* [Given data]:
= = = =
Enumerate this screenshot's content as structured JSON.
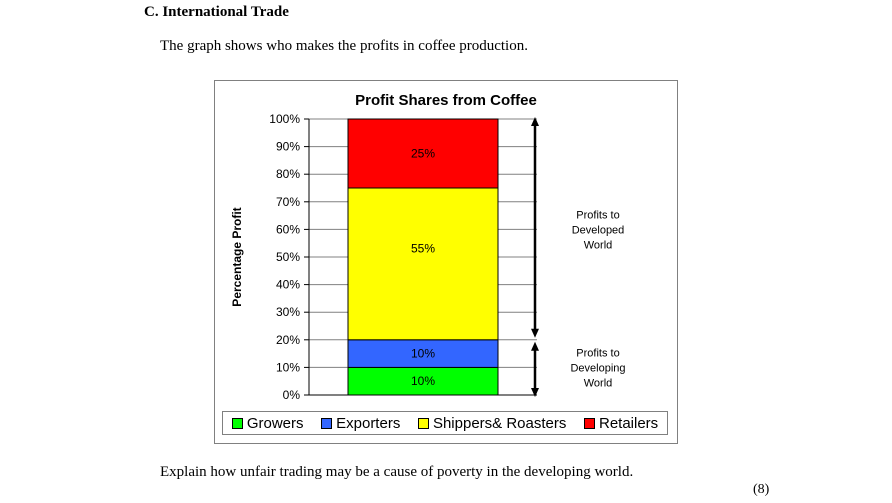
{
  "document": {
    "section_heading": "C. International Trade",
    "intro_text": "The graph shows who makes the profits in coffee production.",
    "question_text": "Explain how unfair trading may be a cause of poverty in the developing world.",
    "marks": "(8)"
  },
  "chart_data": {
    "type": "bar",
    "stacked": true,
    "title": "Profit Shares from Coffee",
    "ylabel": "Percentage Profit",
    "xlabel": "",
    "ylim": [
      0,
      100
    ],
    "y_ticks": [
      "0%",
      "10%",
      "20%",
      "30%",
      "40%",
      "50%",
      "60%",
      "70%",
      "80%",
      "90%",
      "100%"
    ],
    "grid": true,
    "legend_position": "bottom",
    "series": [
      {
        "name": "Growers",
        "value": 10,
        "label": "10%",
        "color": "#00ff00"
      },
      {
        "name": "Exporters",
        "value": 10,
        "label": "10%",
        "color": "#3366ff"
      },
      {
        "name": "Shippers& Roasters",
        "value": 55,
        "label": "55%",
        "color": "#ffff00"
      },
      {
        "name": "Retailers",
        "value": 25,
        "label": "25%",
        "color": "#ff0000"
      }
    ],
    "annotations": [
      {
        "text_lines": [
          "Profits to",
          "Developed",
          "World"
        ],
        "from": 20,
        "to": 100
      },
      {
        "text_lines": [
          "Profits to",
          "Developing",
          "World"
        ],
        "from": 0,
        "to": 20
      }
    ]
  }
}
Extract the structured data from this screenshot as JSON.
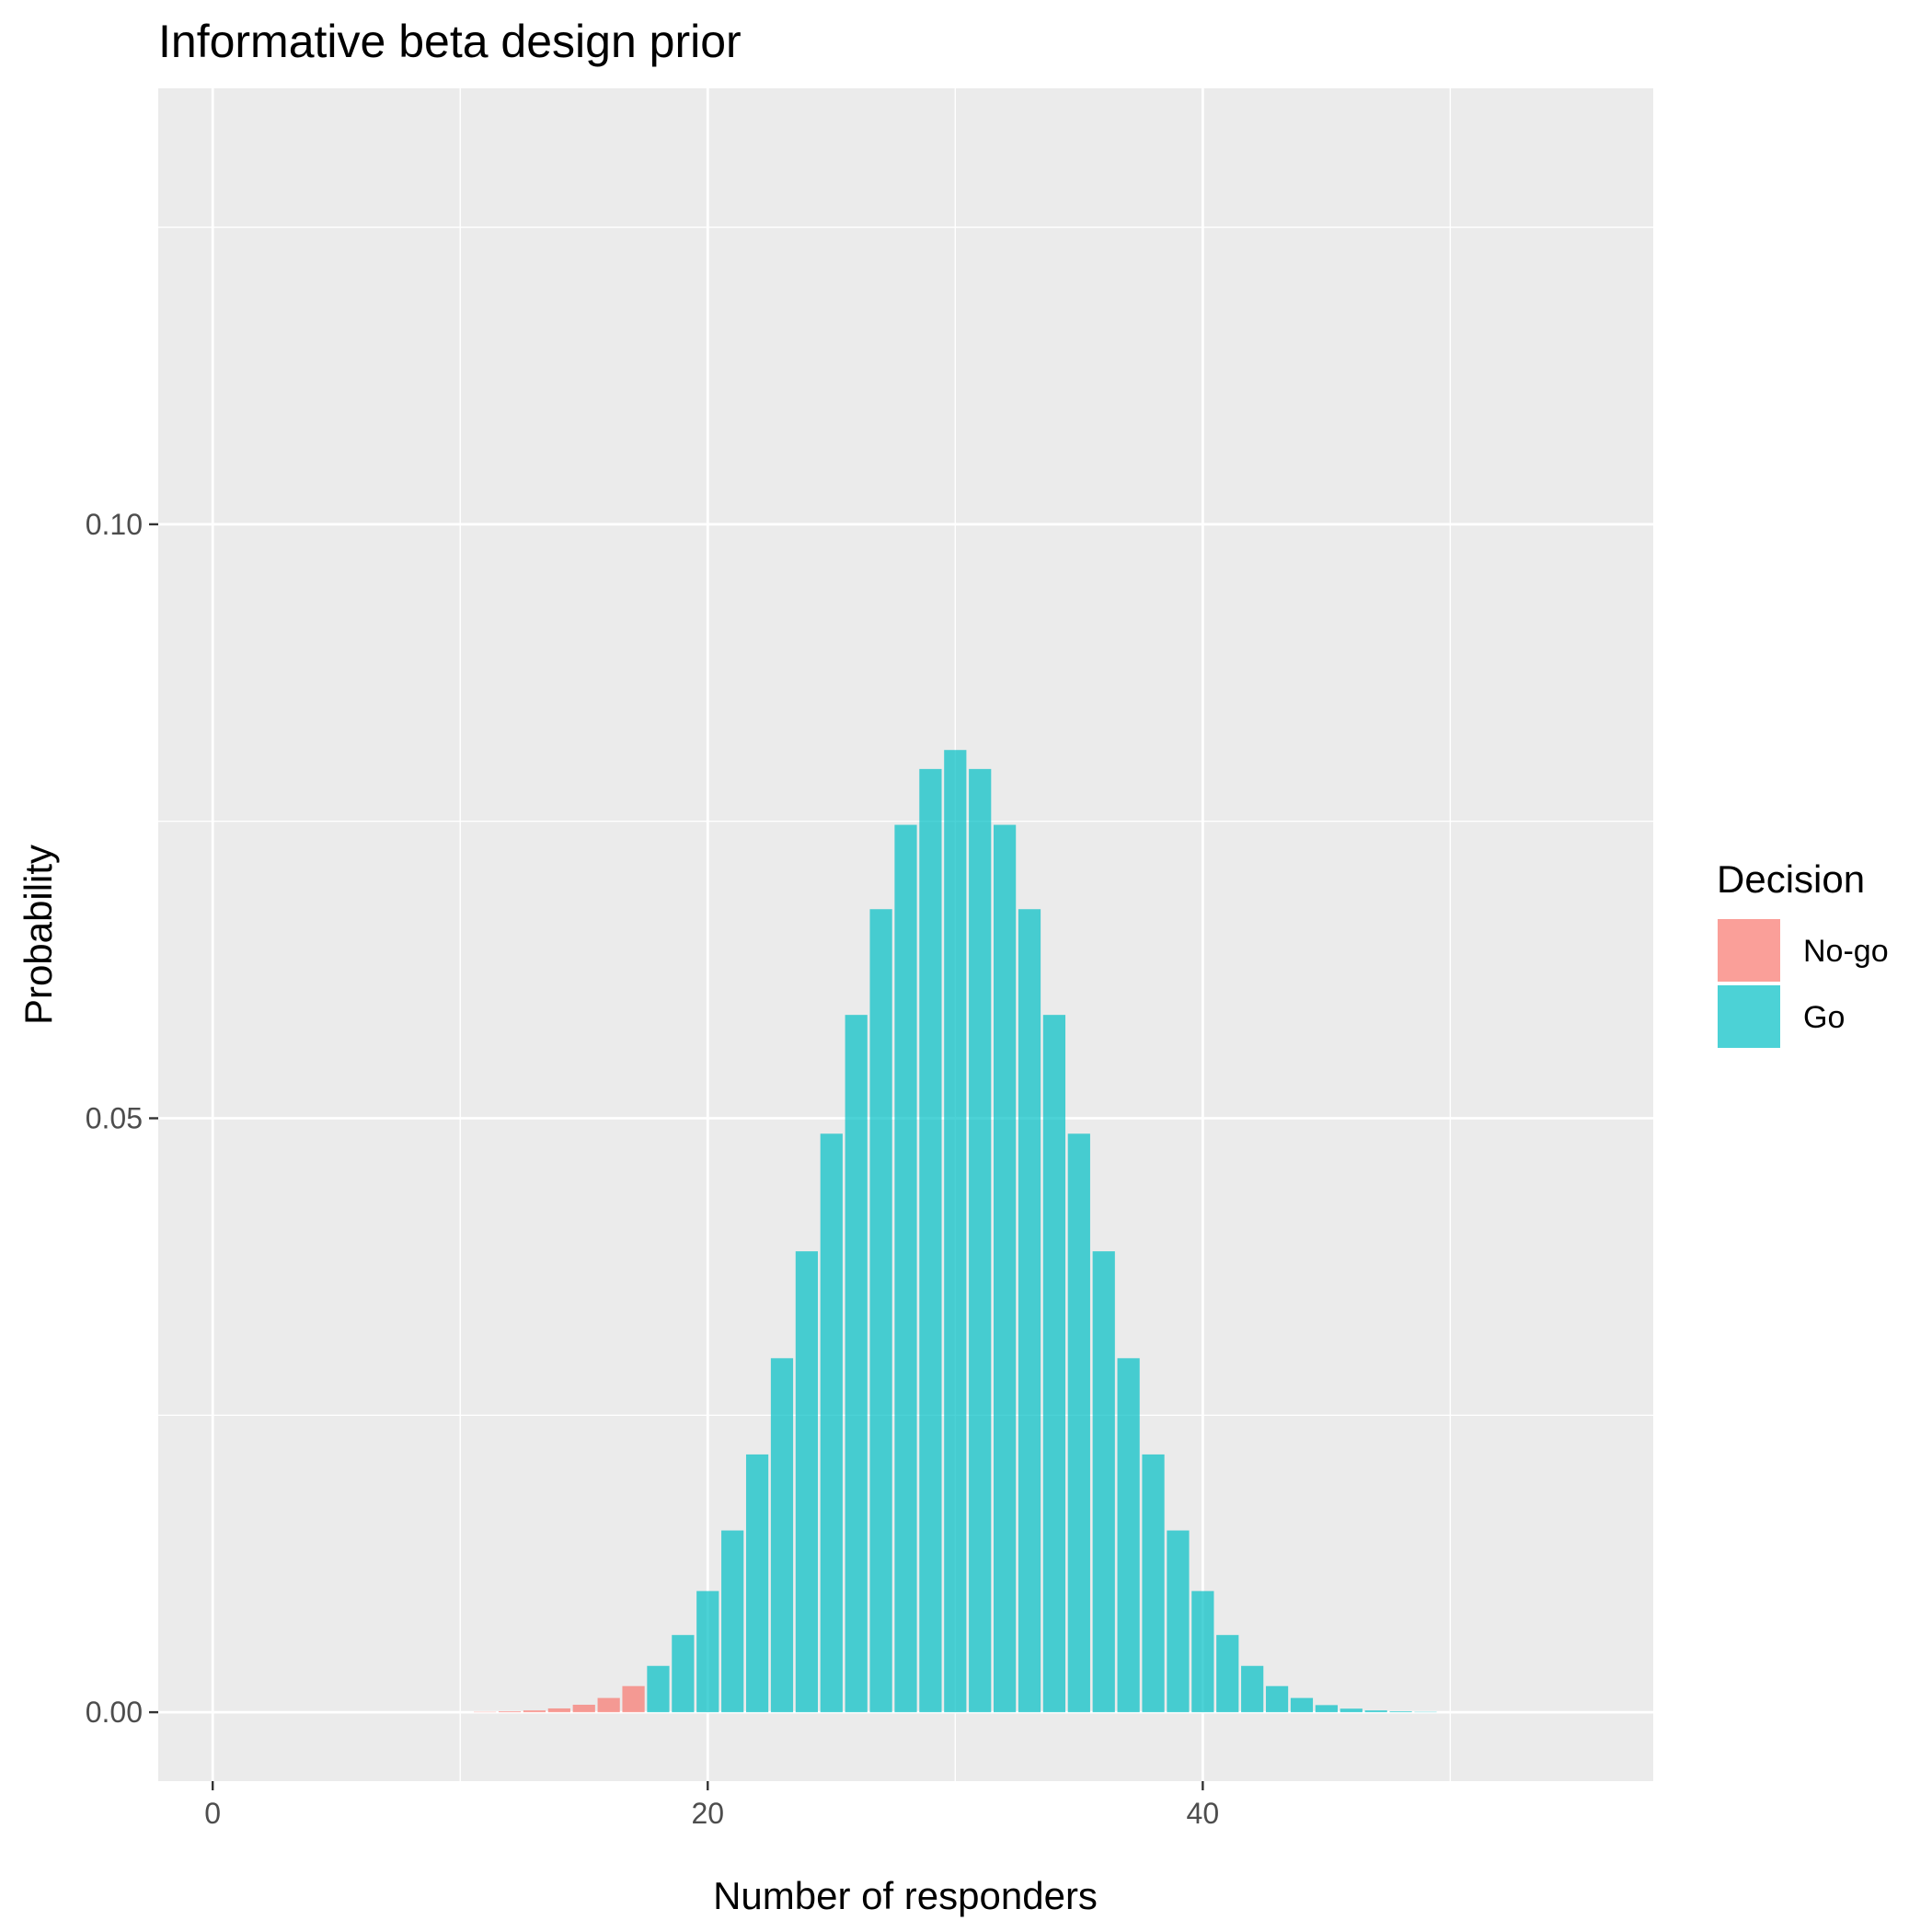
= = = =
* [Stated exercise]: Pull out and copy each line containing the string "from".

* [Task solution]:
    "title": "Profit Shares from Coffee",
        "from": 20,
        "from": 0,
Extract the structured data from this screenshot as JSON.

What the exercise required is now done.